- **What you are asked to do**:
Copy out every line of the records where the string "panel" occurs.

- **Data to process**:
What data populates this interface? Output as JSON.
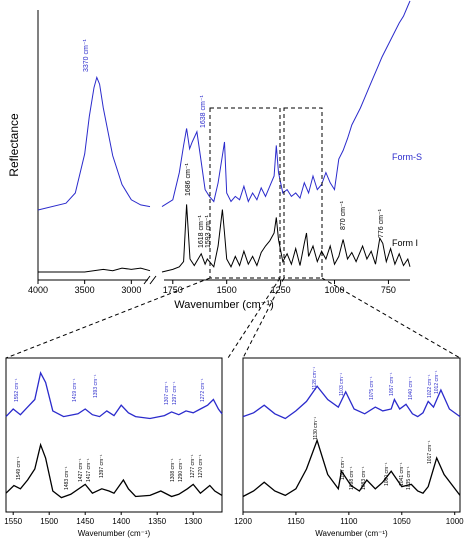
{
  "colors": {
    "form_s": "#2b2bcc",
    "form_i": "#000000",
    "axis": "#000000",
    "dash": "#000000"
  },
  "chart_data": [
    {
      "type": "line",
      "panel": "main",
      "xlabel": "Wavenumber (cm⁻¹)",
      "ylabel": "Reflectance",
      "x_break": [
        2800,
        1800
      ],
      "xticks": [
        "4000",
        "3500",
        "3000",
        "1750",
        "1500",
        "1250",
        "1000",
        "750"
      ],
      "series": [
        {
          "name": "Form-S",
          "color": "#2b2bcc",
          "x": [
            4000,
            3700,
            3600,
            3500,
            3450,
            3400,
            3370,
            3340,
            3300,
            3200,
            3100,
            3000,
            2900,
            2800,
            1800,
            1750,
            1720,
            1700,
            1686,
            1672,
            1660,
            1638,
            1620,
            1600,
            1580,
            1560,
            1540,
            1520,
            1510,
            1500,
            1480,
            1460,
            1440,
            1420,
            1400,
            1380,
            1360,
            1340,
            1320,
            1300,
            1280,
            1270,
            1260,
            1240,
            1220,
            1200,
            1180,
            1160,
            1140,
            1120,
            1100,
            1080,
            1060,
            1040,
            1020,
            1000,
            980,
            960,
            940,
            920,
            900,
            880,
            860,
            840,
            820,
            800,
            780,
            760,
            740,
            720,
            700,
            680,
            660,
            650
          ],
          "y": [
            0.0,
            0.04,
            0.1,
            0.33,
            0.55,
            0.72,
            0.78,
            0.74,
            0.6,
            0.32,
            0.15,
            0.06,
            0.03,
            0.02,
            0.02,
            0.06,
            0.22,
            0.38,
            0.48,
            0.36,
            0.4,
            0.46,
            0.3,
            0.12,
            0.08,
            0.05,
            0.16,
            0.32,
            0.4,
            0.1,
            0.05,
            0.08,
            0.06,
            0.14,
            0.05,
            0.1,
            0.06,
            0.13,
            0.08,
            0.14,
            0.2,
            0.38,
            0.22,
            0.1,
            0.12,
            0.08,
            0.1,
            0.07,
            0.16,
            0.1,
            0.2,
            0.12,
            0.15,
            0.22,
            0.16,
            0.12,
            0.3,
            0.35,
            0.42,
            0.5,
            0.55,
            0.6,
            0.66,
            0.72,
            0.78,
            0.84,
            0.9,
            0.95,
            1.0,
            1.05,
            1.1,
            1.14,
            1.2,
            1.23
          ]
        },
        {
          "name": "Form I",
          "color": "#000000",
          "x": [
            4000,
            3500,
            3300,
            3200,
            3100,
            3000,
            2900,
            2800,
            1800,
            1750,
            1720,
            1700,
            1686,
            1670,
            1650,
            1618,
            1600,
            1590,
            1560,
            1540,
            1520,
            1510,
            1500,
            1480,
            1460,
            1440,
            1420,
            1400,
            1380,
            1360,
            1340,
            1320,
            1300,
            1280,
            1270,
            1260,
            1240,
            1220,
            1200,
            1180,
            1160,
            1140,
            1130,
            1120,
            1100,
            1080,
            1060,
            1040,
            1020,
            1000,
            980,
            960,
            940,
            920,
            900,
            870,
            850,
            830,
            810,
            790,
            776,
            760,
            740,
            720,
            700,
            680,
            660,
            650
          ],
          "y": [
            0.0,
            0.0,
            0.02,
            0.01,
            0.03,
            0.02,
            0.03,
            0.01,
            0.0,
            0.02,
            0.04,
            0.08,
            0.52,
            0.1,
            0.05,
            0.14,
            0.06,
            0.1,
            0.04,
            0.2,
            0.48,
            0.3,
            0.1,
            0.04,
            0.12,
            0.05,
            0.16,
            0.06,
            0.12,
            0.05,
            0.15,
            0.2,
            0.24,
            0.3,
            0.42,
            0.25,
            0.08,
            0.14,
            0.06,
            0.18,
            0.05,
            0.22,
            0.3,
            0.12,
            0.2,
            0.08,
            0.16,
            0.1,
            0.2,
            0.06,
            0.12,
            0.25,
            0.1,
            0.15,
            0.08,
            0.2,
            0.1,
            0.16,
            0.06,
            0.26,
            0.22,
            0.08,
            0.18,
            0.06,
            0.14,
            0.05,
            0.1,
            0.04
          ]
        }
      ],
      "annotations": [
        {
          "text": "3370 cm⁻¹",
          "series": "Form-S"
        },
        {
          "text": "1638 cm⁻¹",
          "series": "Form-S"
        },
        {
          "text": "1686 cm⁻¹",
          "series": "Form I"
        },
        {
          "text": "1618 cm⁻¹",
          "series": "Form I"
        },
        {
          "text": "1593 cm⁻¹",
          "series": "Form I"
        },
        {
          "text": "870 cm⁻¹",
          "series": "Form I"
        },
        {
          "text": "776 cm⁻¹",
          "series": "Form I"
        }
      ]
    },
    {
      "type": "line",
      "panel": "zoom-left",
      "xlabel": "Wavenumber (cm⁻¹)",
      "xlim": [
        1560,
        1260
      ],
      "xticks": [
        1550,
        1500,
        1450,
        1400,
        1350,
        1300
      ],
      "series": [
        {
          "name": "Form-S",
          "color": "#2b2bcc",
          "x": [
            1560,
            1550,
            1540,
            1530,
            1520,
            1512,
            1505,
            1495,
            1480,
            1460,
            1450,
            1440,
            1430,
            1420,
            1410,
            1400,
            1390,
            1380,
            1360,
            1340,
            1330,
            1320,
            1310,
            1300,
            1290,
            1280,
            1272,
            1265,
            1260
          ],
          "y": [
            0.52,
            0.6,
            0.54,
            0.62,
            0.7,
            0.98,
            0.88,
            0.58,
            0.52,
            0.55,
            0.6,
            0.54,
            0.52,
            0.58,
            0.53,
            0.64,
            0.56,
            0.52,
            0.5,
            0.53,
            0.57,
            0.54,
            0.58,
            0.56,
            0.6,
            0.64,
            0.7,
            0.6,
            0.55
          ]
        },
        {
          "name": "Form I",
          "color": "#000000",
          "x": [
            1560,
            1549,
            1540,
            1530,
            1520,
            1512,
            1505,
            1495,
            1483,
            1470,
            1450,
            1440,
            1427,
            1417,
            1410,
            1397,
            1390,
            1380,
            1360,
            1345,
            1330,
            1320,
            1308,
            1300,
            1290,
            1277,
            1270,
            1260
          ],
          "y": [
            0.08,
            0.15,
            0.12,
            0.2,
            0.3,
            0.52,
            0.4,
            0.1,
            0.04,
            0.07,
            0.16,
            0.08,
            0.12,
            0.1,
            0.08,
            0.2,
            0.12,
            0.05,
            0.06,
            0.1,
            0.05,
            0.07,
            0.12,
            0.16,
            0.08,
            0.15,
            0.1,
            0.06
          ]
        }
      ],
      "annotations": [
        {
          "text": "1552 cm⁻¹",
          "series": "Form-S"
        },
        {
          "text": "1419 cm⁻¹",
          "series": "Form-S"
        },
        {
          "text": "1393 cm⁻¹",
          "series": "Form-S"
        },
        {
          "text": "1307 cm⁻¹",
          "series": "Form-S"
        },
        {
          "text": "1297 cm⁻¹",
          "series": "Form-S"
        },
        {
          "text": "1272 cm⁻¹",
          "series": "Form-S"
        },
        {
          "text": "1549 cm⁻¹",
          "series": "Form I"
        },
        {
          "text": "1483 cm⁻¹",
          "series": "Form I"
        },
        {
          "text": "1427 cm⁻¹",
          "series": "Form I"
        },
        {
          "text": "1417 cm⁻¹",
          "series": "Form I"
        },
        {
          "text": "1397 cm⁻¹",
          "series": "Form I"
        },
        {
          "text": "1308 cm⁻¹",
          "series": "Form I"
        },
        {
          "text": "1290 cm⁻¹",
          "series": "Form I"
        },
        {
          "text": "1277 cm⁻¹",
          "series": "Form I"
        },
        {
          "text": "1270 cm⁻¹",
          "series": "Form I"
        }
      ]
    },
    {
      "type": "line",
      "panel": "zoom-right",
      "xlabel": "Wavenumber (cm⁻¹)",
      "xlim": [
        1200,
        995
      ],
      "xticks": [
        1200,
        1150,
        1100,
        1050,
        1000
      ],
      "series": [
        {
          "name": "Form-S",
          "color": "#2b2bcc",
          "x": [
            1200,
            1190,
            1180,
            1170,
            1160,
            1150,
            1140,
            1130,
            1120,
            1110,
            1103,
            1095,
            1085,
            1075,
            1068,
            1060,
            1057,
            1052,
            1046,
            1040,
            1035,
            1030,
            1025,
            1020,
            1013,
            1005,
            995
          ],
          "y": [
            0.52,
            0.56,
            0.64,
            0.55,
            0.5,
            0.58,
            0.68,
            0.84,
            0.7,
            0.62,
            0.78,
            0.6,
            0.55,
            0.62,
            0.58,
            0.6,
            0.7,
            0.6,
            0.65,
            0.55,
            0.52,
            0.56,
            0.68,
            0.62,
            0.8,
            0.6,
            0.52
          ]
        },
        {
          "name": "Form I",
          "color": "#000000",
          "x": [
            1200,
            1190,
            1180,
            1170,
            1160,
            1150,
            1140,
            1130,
            1120,
            1110,
            1107,
            1098,
            1090,
            1083,
            1075,
            1068,
            1060,
            1050,
            1041,
            1035,
            1030,
            1025,
            1017,
            1010,
            995
          ],
          "y": [
            0.05,
            0.1,
            0.18,
            0.1,
            0.06,
            0.12,
            0.3,
            0.56,
            0.25,
            0.12,
            0.28,
            0.15,
            0.1,
            0.2,
            0.12,
            0.18,
            0.28,
            0.14,
            0.16,
            0.1,
            0.08,
            0.14,
            0.4,
            0.25,
            0.06
          ]
        }
      ],
      "annotations": [
        {
          "text": "1128 cm⁻¹",
          "series": "Form-S"
        },
        {
          "text": "1103 cm⁻¹",
          "series": "Form-S"
        },
        {
          "text": "1075 cm⁻¹",
          "series": "Form-S"
        },
        {
          "text": "1057 cm⁻¹",
          "series": "Form-S"
        },
        {
          "text": "1040 cm⁻¹",
          "series": "Form-S"
        },
        {
          "text": "1022 cm⁻¹",
          "series": "Form-S"
        },
        {
          "text": "1012 cm⁻¹",
          "series": "Form-S"
        },
        {
          "text": "1130 cm⁻¹",
          "series": "Form I"
        },
        {
          "text": "1107 cm⁻¹",
          "series": "Form I"
        },
        {
          "text": "1098 cm⁻¹",
          "series": "Form I"
        },
        {
          "text": "1083 cm⁻¹",
          "series": "Form I"
        },
        {
          "text": "1060 cm⁻¹",
          "series": "Form I"
        },
        {
          "text": "1041 cm⁻¹",
          "series": "Form I"
        },
        {
          "text": "1035 cm⁻¹",
          "series": "Form I"
        },
        {
          "text": "1017 cm⁻¹",
          "series": "Form I"
        }
      ]
    }
  ]
}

- **Worked solution**:
      "panel": "main",
      "panel": "zoom-left",
      "panel": "zoom-right",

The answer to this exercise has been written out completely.